§ **What you are asked to do**: Scan the lines below; pull out those with "Primärenergiebedarf".

(Stored data)
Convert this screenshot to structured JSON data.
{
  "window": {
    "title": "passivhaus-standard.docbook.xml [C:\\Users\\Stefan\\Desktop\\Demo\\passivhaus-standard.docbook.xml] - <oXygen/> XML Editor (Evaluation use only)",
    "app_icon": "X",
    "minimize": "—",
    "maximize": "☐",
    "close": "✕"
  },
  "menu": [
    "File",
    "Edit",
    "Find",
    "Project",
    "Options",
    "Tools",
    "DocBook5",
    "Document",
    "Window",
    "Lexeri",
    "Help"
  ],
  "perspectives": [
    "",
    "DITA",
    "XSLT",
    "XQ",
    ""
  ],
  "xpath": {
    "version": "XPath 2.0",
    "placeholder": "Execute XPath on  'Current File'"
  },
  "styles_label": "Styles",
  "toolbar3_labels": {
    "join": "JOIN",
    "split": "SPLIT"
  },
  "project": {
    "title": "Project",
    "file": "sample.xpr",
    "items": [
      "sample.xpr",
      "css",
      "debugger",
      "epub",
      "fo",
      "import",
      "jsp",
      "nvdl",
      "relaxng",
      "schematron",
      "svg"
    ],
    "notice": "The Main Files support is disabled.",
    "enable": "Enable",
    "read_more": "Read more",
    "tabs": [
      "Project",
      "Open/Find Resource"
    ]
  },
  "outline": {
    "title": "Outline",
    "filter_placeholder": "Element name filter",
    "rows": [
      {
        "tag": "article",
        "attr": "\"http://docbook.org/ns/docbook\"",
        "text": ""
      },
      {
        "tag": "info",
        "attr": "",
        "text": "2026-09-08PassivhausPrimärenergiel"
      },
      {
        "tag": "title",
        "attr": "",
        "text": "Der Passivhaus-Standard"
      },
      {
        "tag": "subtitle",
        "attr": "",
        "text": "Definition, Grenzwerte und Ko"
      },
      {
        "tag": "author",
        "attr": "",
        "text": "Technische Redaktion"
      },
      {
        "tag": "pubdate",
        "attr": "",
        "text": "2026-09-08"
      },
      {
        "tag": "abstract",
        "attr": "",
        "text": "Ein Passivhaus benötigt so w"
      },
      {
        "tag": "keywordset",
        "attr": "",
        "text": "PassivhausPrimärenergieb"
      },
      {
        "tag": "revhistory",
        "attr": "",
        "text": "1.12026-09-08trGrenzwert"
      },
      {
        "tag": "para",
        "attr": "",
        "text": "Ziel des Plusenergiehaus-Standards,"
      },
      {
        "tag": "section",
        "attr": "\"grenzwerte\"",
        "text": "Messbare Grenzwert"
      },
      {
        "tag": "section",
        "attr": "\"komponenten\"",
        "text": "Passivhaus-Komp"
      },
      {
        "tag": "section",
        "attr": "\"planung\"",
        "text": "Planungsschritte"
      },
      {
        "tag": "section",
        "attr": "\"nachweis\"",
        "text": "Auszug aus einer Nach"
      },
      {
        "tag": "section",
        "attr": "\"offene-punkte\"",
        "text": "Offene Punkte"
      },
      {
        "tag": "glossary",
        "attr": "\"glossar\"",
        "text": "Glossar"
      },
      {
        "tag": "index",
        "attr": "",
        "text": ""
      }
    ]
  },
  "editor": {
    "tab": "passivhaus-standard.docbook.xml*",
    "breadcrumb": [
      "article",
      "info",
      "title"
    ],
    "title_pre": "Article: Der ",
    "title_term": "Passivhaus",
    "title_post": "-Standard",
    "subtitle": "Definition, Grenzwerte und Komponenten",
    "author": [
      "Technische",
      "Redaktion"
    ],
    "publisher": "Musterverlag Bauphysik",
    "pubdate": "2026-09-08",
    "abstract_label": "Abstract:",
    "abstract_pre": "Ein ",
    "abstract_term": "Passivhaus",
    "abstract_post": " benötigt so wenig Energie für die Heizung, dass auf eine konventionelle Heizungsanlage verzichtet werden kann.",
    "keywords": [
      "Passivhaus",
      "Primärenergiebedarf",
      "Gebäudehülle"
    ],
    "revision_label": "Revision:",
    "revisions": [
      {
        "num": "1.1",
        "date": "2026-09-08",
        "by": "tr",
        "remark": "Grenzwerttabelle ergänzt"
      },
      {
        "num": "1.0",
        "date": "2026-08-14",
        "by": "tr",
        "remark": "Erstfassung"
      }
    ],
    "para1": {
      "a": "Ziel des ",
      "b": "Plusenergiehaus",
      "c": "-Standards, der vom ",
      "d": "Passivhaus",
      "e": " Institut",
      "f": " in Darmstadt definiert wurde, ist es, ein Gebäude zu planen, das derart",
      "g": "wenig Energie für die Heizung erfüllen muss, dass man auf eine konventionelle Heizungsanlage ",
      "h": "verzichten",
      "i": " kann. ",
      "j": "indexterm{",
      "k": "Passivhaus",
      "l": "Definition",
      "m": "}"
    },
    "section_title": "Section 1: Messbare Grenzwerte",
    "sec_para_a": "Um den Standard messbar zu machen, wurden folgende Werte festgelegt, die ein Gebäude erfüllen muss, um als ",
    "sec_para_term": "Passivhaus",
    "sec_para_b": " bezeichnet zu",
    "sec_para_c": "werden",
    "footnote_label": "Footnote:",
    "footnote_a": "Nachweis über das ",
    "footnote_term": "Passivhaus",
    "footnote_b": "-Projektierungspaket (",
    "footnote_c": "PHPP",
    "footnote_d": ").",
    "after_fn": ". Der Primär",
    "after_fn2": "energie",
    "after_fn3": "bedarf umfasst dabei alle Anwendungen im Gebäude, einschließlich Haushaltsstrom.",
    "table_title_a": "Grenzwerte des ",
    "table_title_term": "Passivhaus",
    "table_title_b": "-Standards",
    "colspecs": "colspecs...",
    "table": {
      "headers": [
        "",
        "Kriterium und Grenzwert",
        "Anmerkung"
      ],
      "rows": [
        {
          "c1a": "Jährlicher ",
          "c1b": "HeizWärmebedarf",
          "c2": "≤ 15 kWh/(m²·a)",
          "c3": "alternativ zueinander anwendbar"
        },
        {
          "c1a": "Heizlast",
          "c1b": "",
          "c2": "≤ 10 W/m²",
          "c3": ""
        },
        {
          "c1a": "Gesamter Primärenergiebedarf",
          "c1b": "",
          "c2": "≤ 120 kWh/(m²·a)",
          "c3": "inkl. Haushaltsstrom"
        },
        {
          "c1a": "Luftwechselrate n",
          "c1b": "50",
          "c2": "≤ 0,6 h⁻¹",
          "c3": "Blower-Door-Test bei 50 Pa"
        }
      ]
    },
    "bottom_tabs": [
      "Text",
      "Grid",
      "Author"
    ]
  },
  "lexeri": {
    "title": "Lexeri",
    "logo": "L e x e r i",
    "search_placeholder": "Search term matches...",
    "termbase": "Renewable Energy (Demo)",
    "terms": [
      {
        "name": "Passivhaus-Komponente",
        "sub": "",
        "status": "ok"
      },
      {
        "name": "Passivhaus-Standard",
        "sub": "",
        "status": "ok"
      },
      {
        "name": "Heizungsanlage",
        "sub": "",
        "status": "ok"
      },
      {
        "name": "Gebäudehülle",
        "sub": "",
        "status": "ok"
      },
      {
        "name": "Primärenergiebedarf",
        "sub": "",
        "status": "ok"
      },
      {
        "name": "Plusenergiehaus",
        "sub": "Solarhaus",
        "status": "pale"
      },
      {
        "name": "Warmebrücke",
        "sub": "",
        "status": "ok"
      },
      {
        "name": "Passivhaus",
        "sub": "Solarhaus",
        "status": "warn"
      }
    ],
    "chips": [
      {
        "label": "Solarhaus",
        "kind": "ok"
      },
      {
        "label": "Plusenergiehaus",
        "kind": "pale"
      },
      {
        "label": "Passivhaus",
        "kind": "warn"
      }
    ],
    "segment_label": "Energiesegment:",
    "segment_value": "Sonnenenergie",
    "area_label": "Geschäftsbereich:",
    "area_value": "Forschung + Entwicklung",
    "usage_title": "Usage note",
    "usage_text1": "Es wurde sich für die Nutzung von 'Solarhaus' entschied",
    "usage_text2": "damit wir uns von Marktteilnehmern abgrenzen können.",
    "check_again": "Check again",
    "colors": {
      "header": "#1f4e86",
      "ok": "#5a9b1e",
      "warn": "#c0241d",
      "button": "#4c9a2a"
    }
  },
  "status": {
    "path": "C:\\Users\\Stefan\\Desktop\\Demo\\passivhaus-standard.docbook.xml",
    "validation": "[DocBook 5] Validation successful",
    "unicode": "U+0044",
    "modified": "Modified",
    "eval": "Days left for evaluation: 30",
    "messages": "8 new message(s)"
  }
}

§ **Solution**:
      "Primärenergiebedarf",
          "c1a": "Gesamter Primärenergiebedarf",
        "name": "Primärenergiebedarf",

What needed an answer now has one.